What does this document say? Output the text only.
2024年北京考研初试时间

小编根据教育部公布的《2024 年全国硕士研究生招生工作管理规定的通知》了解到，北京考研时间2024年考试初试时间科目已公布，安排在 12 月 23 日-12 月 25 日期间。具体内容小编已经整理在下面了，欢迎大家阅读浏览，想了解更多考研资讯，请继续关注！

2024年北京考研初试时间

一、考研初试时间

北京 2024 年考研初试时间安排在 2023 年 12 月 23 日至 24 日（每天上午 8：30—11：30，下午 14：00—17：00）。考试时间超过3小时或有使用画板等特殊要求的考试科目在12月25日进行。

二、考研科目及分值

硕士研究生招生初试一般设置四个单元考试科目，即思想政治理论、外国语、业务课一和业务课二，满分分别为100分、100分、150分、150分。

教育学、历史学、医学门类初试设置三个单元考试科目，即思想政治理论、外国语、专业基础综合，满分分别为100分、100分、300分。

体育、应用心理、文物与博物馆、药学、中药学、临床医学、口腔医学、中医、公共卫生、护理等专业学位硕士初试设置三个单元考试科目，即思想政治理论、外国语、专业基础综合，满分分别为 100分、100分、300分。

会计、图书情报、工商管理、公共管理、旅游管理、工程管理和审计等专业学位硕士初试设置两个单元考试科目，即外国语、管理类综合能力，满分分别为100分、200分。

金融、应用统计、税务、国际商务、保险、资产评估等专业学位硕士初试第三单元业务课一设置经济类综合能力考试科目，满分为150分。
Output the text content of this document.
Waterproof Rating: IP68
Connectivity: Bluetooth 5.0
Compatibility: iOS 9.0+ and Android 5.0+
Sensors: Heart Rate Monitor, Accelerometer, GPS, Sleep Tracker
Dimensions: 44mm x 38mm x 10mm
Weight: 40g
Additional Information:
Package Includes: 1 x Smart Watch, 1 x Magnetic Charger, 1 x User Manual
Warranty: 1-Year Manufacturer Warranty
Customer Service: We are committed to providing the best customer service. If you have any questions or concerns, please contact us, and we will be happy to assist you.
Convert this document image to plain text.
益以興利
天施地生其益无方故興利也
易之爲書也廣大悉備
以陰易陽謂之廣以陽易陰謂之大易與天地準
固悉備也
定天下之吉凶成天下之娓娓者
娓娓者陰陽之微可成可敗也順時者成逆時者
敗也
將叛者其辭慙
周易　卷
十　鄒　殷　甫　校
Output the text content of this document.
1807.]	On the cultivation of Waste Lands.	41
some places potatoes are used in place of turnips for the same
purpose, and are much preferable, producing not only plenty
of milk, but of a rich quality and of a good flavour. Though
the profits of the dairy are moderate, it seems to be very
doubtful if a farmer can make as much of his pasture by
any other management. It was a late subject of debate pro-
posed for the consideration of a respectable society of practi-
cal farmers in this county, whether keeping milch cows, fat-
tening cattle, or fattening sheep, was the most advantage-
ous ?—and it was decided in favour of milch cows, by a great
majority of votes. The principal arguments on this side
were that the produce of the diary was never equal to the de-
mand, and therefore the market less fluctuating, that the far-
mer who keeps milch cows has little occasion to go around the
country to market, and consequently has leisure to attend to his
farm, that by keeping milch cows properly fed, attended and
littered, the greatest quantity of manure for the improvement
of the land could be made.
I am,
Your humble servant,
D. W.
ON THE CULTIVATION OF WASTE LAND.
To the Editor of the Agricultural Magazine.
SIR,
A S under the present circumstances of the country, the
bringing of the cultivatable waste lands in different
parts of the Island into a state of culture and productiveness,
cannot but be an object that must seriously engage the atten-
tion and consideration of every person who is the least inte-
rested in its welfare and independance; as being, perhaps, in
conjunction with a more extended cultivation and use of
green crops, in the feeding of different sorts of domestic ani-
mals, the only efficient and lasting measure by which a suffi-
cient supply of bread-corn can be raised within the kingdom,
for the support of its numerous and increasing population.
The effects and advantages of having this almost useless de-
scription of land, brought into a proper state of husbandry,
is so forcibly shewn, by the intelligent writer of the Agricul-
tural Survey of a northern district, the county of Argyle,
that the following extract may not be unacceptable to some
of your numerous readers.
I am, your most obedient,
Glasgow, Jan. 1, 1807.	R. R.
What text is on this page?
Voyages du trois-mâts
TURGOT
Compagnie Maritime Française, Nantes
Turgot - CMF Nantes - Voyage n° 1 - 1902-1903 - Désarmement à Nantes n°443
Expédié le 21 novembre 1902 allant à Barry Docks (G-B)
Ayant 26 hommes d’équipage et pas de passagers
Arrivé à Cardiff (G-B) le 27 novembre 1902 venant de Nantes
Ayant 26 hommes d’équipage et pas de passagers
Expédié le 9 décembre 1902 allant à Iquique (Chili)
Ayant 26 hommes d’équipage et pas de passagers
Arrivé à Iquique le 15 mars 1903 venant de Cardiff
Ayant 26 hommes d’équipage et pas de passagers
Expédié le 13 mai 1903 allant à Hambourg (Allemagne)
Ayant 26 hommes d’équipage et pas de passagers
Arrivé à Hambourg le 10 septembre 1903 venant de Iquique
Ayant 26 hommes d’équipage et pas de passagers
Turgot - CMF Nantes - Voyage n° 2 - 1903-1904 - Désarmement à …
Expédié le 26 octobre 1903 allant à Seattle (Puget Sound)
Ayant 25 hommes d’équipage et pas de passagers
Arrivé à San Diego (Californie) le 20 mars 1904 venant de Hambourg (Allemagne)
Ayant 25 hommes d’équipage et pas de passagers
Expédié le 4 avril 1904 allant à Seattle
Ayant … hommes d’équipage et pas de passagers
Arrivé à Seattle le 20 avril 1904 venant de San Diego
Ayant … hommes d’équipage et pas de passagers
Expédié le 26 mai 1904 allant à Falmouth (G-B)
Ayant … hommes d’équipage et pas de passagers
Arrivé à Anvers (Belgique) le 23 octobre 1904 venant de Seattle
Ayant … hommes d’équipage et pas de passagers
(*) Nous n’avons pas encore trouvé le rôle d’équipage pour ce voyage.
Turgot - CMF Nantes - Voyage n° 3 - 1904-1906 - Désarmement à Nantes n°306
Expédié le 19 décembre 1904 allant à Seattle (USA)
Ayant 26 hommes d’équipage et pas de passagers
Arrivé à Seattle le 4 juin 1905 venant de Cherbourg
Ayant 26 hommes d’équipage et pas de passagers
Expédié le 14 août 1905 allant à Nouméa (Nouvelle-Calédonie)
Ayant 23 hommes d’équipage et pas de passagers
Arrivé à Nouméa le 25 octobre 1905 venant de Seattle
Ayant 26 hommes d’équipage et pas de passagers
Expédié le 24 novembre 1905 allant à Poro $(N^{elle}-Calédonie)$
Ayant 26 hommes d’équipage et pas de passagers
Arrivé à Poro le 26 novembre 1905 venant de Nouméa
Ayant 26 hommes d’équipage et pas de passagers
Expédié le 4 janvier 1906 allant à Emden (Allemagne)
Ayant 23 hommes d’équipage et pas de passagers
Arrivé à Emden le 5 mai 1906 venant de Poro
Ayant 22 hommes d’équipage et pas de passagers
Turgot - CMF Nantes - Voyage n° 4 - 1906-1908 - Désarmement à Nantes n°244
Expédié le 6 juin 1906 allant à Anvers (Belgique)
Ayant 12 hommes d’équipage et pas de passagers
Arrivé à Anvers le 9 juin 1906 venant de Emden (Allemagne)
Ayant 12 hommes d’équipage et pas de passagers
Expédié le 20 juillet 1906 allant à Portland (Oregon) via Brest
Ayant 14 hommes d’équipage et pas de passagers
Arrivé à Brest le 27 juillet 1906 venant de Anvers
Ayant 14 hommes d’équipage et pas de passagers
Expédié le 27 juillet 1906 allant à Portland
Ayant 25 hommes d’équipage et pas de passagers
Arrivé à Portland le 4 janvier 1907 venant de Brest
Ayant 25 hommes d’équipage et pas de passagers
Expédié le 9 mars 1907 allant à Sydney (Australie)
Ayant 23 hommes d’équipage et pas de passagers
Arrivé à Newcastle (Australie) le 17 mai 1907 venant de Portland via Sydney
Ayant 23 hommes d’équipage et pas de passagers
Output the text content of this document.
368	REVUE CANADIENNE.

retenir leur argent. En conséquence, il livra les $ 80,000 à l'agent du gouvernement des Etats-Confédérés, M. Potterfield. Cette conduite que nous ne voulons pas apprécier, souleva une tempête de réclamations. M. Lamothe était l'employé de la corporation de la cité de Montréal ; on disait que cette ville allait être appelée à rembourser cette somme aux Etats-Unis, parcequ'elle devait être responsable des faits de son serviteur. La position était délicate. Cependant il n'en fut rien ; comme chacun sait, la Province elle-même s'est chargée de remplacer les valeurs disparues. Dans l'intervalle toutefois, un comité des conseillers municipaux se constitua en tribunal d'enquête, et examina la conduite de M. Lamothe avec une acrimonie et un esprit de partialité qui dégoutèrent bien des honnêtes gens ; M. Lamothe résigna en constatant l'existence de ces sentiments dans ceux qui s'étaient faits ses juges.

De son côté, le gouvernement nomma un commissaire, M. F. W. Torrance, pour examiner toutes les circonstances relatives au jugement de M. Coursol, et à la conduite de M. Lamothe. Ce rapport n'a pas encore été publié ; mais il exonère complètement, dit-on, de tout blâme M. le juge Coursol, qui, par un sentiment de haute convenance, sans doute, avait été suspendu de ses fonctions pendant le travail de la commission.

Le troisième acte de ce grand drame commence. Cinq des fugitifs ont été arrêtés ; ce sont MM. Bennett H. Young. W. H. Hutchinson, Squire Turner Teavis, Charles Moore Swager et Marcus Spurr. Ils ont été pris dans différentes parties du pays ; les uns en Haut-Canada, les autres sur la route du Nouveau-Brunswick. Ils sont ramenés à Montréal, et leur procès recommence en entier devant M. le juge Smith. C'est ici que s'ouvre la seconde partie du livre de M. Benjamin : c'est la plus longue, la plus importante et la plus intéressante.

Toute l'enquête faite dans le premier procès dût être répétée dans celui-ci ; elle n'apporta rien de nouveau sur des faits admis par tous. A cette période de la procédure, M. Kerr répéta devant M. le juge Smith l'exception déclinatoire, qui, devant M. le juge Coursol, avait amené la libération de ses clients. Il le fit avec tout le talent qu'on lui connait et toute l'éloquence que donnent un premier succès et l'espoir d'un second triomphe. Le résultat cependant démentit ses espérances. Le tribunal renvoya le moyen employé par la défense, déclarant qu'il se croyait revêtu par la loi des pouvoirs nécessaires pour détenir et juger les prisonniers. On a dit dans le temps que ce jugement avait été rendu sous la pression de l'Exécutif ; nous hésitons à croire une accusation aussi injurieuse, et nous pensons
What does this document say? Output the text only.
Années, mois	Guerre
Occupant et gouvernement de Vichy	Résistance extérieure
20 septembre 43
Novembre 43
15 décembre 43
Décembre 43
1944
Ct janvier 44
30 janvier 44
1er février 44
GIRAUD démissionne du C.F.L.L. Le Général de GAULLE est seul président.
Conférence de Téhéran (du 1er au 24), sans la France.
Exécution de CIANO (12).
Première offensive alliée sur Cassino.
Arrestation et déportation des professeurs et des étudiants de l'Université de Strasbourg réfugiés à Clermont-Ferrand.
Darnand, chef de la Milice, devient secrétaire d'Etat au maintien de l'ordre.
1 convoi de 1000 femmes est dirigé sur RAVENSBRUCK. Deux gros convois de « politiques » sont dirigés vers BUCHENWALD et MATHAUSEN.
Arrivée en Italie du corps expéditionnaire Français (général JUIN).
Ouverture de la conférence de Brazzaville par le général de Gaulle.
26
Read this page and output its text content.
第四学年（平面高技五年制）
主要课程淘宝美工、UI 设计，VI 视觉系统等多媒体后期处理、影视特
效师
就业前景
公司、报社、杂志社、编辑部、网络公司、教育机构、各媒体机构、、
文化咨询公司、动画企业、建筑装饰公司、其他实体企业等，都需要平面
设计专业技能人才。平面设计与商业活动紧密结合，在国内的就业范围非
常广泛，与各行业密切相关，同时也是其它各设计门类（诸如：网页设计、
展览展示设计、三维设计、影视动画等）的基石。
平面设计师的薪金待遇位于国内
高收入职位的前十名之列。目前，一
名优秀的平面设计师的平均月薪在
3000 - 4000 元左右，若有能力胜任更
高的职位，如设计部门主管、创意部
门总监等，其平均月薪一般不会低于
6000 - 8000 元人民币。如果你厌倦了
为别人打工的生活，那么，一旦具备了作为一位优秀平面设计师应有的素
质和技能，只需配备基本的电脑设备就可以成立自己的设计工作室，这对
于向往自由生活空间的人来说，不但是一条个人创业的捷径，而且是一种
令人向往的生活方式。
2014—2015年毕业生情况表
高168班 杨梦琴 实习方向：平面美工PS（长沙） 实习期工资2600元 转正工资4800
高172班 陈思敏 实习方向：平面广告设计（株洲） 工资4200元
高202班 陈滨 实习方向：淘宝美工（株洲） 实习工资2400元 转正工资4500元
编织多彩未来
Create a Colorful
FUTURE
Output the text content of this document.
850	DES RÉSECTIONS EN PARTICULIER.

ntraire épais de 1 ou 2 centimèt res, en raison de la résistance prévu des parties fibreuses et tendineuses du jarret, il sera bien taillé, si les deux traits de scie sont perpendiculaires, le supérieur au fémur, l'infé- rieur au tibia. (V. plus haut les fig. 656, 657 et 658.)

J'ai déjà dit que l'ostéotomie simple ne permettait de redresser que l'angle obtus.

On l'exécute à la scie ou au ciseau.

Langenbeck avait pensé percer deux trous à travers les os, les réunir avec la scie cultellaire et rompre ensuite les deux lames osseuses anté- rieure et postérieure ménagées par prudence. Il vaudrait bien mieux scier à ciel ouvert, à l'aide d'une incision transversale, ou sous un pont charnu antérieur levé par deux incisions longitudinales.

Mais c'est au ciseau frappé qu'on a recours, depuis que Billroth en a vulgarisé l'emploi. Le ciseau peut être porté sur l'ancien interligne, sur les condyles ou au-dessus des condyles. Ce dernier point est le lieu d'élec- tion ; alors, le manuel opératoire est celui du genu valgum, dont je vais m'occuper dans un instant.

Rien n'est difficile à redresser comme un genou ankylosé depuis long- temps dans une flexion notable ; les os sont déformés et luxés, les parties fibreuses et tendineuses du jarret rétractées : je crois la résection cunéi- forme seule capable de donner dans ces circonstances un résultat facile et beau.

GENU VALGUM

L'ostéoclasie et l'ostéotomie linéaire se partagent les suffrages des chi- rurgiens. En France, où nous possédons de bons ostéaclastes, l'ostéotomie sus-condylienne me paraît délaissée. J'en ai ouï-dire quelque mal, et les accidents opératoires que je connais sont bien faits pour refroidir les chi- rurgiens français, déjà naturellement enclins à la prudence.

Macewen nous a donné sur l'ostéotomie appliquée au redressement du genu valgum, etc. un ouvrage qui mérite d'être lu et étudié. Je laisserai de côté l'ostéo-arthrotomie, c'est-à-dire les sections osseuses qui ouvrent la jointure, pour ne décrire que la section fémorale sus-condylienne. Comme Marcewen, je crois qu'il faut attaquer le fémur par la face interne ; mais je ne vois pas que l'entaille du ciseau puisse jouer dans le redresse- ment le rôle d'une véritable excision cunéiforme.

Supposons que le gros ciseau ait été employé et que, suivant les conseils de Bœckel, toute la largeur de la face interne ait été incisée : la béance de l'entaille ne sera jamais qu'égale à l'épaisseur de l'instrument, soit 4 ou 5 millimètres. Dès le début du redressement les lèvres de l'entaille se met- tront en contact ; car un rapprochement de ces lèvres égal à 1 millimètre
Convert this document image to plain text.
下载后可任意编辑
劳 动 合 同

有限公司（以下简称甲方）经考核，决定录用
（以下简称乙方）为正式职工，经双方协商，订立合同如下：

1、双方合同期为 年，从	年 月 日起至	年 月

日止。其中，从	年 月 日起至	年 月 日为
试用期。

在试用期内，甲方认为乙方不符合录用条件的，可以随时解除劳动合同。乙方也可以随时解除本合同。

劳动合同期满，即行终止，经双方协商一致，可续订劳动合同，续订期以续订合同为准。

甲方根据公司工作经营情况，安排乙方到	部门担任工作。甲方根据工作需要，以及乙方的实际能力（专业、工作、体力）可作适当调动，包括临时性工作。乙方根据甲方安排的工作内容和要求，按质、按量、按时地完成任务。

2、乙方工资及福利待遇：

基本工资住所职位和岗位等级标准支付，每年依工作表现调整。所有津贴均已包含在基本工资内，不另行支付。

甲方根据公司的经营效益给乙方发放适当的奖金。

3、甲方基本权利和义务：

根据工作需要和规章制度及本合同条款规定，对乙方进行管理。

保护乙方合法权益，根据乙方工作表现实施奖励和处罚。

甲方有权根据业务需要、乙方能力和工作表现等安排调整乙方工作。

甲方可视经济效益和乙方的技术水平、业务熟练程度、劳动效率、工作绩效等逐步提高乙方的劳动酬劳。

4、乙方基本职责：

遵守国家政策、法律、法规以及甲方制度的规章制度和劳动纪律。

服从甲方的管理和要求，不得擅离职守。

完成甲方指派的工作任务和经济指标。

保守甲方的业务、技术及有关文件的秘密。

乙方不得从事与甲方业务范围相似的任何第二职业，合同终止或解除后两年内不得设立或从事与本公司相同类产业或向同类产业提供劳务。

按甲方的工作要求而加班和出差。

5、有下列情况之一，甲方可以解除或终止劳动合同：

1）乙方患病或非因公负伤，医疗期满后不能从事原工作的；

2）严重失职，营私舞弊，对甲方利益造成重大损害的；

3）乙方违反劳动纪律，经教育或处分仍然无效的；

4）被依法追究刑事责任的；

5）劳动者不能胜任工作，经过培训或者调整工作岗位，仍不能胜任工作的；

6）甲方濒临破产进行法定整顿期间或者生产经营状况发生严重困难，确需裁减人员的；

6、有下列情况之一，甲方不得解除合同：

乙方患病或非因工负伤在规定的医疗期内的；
--------------------------------------------------
Goal — Return every line holding the word "parties" from the records.

In response —
Le troisième acte de ce grand drame commence. Cinq des fugitifs ont été arrêtés ; ce sont MM. Bennett H. Young. W. H. Hutchinson, Squire Turner Teavis, Charles Moore Swager et Marcus Spurr. Ils ont été pris dans différentes parties du pays ; les uns en Haut-Canada, les autres sur la route du Nouveau-Brunswick. Ils sont ramenés à Montréal, et leur procès recommence en entier devant M. le juge Smith. C'est ici que s'ouvre la seconde partie du livre de M. Benjamin : c'est la plus longue, la plus importante et la plus intéressante.
ntraire épais de 1 ou 2 centimèt res, en raison de la résistance prévu des parties fibreuses et tendineuses du jarret, il sera bien taillé, si les deux traits de scie sont perpendiculaires, le supérieur au fémur, l'infé- rieur au tibia. (V. plus haut les fig. 656, 657 et 658.)
Rien n'est difficile à redresser comme un genou ankylosé depuis long- temps dans une flexion notable ; les os sont déformés et luxés, les parties fibreuses et tendineuses du jarret rétractées : je crois la résection cunéi- forme seule capable de donner dans ces circonstances un résultat facile et beau.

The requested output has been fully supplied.